Below are some records; return each one exactly.
===== RECORDS SHOWN =====
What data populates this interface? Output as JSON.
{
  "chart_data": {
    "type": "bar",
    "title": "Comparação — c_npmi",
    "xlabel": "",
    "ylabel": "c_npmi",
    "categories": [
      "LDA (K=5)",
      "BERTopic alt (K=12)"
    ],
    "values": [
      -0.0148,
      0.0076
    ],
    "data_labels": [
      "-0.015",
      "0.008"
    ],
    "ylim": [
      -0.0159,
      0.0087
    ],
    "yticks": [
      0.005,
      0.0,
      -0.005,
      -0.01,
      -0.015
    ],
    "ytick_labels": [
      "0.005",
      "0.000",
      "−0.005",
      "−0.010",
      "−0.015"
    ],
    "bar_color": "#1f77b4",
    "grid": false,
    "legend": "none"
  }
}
=====
COMPLETE ANSWER —
What data populates this interface? Output as JSON.
{
  "chart_data": {
    "type": "bar",
    "title": "Comparação — c_npmi",
    "xlabel": "",
    "ylabel": "c_npmi",
    "categories": [
      "LDA (K=5)",
      "BERTopic alt (K=12)"
    ],
    "values": [
      -0.0148,
      0.0076
    ],
    "data_labels": [
      "-0.015",
      "0.008"
    ],
    "ylim": [
      -0.0159,
      0.0087
    ],
    "yticks": [
      0.005,
      0.0,
      -0.005,
      -0.01,
      -0.015
    ],
    "ytick_labels": [
      "0.005",
      "0.000",
      "−0.005",
      "−0.010",
      "−0.015"
    ],
    "bar_color": "#1f77b4",
    "grid": false,
    "legend": "none"
  }
}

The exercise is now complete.